--- Given exercise ---
Retype precisely the section of the data that starts at the line containing "Convert this screenshot" and runs to its final line, ends included.

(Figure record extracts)
* * *
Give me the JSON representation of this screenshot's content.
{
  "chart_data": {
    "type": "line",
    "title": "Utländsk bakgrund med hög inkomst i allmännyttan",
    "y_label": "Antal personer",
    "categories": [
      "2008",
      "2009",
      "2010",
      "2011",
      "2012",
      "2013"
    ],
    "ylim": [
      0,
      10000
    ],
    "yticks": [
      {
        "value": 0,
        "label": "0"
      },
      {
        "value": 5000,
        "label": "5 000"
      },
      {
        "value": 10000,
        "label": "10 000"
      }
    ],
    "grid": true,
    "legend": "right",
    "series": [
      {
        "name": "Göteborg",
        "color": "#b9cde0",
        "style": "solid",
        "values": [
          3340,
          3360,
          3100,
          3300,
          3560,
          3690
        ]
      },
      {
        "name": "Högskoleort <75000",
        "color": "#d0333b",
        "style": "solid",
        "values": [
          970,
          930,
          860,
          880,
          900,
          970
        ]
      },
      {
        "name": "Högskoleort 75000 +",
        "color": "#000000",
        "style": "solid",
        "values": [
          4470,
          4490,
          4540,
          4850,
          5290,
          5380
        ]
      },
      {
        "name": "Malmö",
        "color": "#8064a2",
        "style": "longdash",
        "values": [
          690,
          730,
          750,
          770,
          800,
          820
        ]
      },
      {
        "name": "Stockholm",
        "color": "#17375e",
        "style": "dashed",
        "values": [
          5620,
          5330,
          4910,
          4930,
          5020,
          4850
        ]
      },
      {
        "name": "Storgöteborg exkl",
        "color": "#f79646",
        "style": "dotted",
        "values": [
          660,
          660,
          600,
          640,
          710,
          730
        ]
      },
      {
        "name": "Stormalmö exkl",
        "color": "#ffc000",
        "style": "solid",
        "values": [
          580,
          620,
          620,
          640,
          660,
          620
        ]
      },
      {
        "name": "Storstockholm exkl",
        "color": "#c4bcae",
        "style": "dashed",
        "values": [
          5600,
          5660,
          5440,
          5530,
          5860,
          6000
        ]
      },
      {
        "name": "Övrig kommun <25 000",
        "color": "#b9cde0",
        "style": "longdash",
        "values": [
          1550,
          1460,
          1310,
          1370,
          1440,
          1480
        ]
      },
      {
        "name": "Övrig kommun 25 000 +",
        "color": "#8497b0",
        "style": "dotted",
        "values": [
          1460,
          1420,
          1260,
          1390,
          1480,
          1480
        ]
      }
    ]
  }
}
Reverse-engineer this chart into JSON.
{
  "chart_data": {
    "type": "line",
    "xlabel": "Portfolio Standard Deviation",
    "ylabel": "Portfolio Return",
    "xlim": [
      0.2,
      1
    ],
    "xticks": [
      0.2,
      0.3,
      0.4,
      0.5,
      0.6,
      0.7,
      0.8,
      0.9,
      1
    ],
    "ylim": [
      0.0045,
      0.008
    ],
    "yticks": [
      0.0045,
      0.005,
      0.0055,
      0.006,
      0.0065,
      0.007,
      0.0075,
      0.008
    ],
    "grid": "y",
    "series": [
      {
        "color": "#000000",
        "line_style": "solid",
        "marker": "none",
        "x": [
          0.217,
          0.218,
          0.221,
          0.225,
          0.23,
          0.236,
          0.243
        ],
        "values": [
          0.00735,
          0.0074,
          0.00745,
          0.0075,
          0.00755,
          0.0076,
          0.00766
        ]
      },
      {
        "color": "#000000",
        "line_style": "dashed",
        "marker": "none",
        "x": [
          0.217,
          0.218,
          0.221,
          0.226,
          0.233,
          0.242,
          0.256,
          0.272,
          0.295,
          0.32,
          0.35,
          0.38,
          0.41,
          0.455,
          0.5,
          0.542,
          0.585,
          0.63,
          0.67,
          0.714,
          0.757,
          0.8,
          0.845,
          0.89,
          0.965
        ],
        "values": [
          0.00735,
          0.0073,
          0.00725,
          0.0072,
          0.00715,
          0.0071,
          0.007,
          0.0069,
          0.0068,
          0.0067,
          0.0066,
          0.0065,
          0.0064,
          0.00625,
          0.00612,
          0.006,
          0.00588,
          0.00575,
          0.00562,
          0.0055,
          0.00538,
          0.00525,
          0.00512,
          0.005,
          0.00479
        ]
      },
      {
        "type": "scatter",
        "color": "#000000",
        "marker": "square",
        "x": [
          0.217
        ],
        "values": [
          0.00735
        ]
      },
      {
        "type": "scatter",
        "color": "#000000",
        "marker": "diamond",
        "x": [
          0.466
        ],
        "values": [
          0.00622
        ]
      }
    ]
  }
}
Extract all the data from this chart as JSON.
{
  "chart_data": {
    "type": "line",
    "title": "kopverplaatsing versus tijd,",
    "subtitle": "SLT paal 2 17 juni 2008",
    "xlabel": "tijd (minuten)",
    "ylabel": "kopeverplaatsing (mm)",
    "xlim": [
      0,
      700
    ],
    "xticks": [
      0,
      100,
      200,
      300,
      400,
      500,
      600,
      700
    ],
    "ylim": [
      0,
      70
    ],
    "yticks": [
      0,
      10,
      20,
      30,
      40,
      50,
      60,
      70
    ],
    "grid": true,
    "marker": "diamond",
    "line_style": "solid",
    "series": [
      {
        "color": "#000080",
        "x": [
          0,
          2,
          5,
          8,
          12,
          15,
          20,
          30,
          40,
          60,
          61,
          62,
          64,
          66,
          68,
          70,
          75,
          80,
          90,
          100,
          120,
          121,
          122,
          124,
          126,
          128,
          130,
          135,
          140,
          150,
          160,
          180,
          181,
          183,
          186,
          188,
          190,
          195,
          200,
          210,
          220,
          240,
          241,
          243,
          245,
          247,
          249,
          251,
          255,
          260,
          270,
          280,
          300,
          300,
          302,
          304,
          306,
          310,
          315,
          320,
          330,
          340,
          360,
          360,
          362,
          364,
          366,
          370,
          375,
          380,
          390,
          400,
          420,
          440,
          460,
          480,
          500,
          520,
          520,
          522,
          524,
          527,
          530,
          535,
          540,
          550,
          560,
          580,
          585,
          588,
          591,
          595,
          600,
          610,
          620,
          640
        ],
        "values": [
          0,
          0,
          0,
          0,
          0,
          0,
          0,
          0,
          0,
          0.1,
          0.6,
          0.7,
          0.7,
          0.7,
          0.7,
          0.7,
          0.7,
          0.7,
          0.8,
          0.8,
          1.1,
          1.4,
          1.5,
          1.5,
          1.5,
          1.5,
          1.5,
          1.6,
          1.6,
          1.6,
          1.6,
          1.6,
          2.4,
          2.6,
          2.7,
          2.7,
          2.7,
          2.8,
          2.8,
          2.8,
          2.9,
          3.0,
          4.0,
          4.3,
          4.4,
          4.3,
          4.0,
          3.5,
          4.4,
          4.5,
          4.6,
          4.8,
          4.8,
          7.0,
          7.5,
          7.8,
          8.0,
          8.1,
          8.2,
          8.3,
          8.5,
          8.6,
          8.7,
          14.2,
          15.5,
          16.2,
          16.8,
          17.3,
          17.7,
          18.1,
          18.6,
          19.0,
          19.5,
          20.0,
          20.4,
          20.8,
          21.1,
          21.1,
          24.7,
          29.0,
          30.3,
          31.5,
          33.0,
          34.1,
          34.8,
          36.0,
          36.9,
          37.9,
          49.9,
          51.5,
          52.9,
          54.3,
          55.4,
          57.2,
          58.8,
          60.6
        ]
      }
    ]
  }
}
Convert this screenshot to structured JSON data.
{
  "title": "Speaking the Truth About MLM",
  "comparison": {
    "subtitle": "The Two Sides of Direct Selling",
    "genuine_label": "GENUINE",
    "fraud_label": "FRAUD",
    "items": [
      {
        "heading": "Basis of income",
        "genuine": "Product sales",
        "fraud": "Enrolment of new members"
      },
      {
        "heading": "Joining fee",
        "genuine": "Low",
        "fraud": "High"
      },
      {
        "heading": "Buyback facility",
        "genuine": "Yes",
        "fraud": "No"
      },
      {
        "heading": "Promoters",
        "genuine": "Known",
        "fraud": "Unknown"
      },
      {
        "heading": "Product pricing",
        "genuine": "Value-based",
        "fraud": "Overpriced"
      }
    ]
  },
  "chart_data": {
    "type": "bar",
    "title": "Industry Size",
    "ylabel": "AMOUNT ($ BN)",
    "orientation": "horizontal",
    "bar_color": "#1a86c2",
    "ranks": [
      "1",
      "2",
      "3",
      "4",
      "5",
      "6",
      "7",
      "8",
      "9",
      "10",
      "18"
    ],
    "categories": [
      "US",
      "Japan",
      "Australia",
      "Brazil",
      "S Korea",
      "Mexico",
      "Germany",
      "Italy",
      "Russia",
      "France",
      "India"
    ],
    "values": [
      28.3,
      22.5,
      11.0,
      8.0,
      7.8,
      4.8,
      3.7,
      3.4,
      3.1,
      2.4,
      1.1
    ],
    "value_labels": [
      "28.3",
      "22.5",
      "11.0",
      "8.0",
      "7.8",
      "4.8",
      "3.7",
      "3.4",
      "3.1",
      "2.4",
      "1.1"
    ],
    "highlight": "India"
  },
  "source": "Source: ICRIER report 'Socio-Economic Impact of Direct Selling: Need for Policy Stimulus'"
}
* * *
--- Full solution ---
Convert this screenshot to structured JSON data.
{
  "title": "Speaking the Truth About MLM",
  "comparison": {
    "subtitle": "The Two Sides of Direct Selling",
    "genuine_label": "GENUINE",
    "fraud_label": "FRAUD",
    "items": [
      {
        "heading": "Basis of income",
        "genuine": "Product sales",
        "fraud": "Enrolment of new members"
      },
      {
        "heading": "Joining fee",
        "genuine": "Low",
        "fraud": "High"
      },
      {
        "heading": "Buyback facility",
        "genuine": "Yes",
        "fraud": "No"
      },
      {
        "heading": "Promoters",
        "genuine": "Known",
        "fraud": "Unknown"
      },
      {
        "heading": "Product pricing",
        "genuine": "Value-based",
        "fraud": "Overpriced"
      }
    ]
  },
  "chart_data": {
    "type": "bar",
    "title": "Industry Size",
    "ylabel": "AMOUNT ($ BN)",
    "orientation": "horizontal",
    "bar_color": "#1a86c2",
    "ranks": [
      "1",
      "2",
      "3",
      "4",
      "5",
      "6",
      "7",
      "8",
      "9",
      "10",
      "18"
    ],
    "categories": [
      "US",
      "Japan",
      "Australia",
      "Brazil",
      "S Korea",
      "Mexico",
      "Germany",
      "Italy",
      "Russia",
      "France",
      "India"
    ],
    "values": [
      28.3,
      22.5,
      11.0,
      8.0,
      7.8,
      4.8,
      3.7,
      3.4,
      3.1,
      2.4,
      1.1
    ],
    "value_labels": [
      "28.3",
      "22.5",
      "11.0",
      "8.0",
      "7.8",
      "4.8",
      "3.7",
      "3.4",
      "3.1",
      "2.4",
      "1.1"
    ],
    "highlight": "India"
  },
  "source": "Source: ICRIER report 'Socio-Economic Impact of Direct Selling: Need for Policy Stimulus'"
}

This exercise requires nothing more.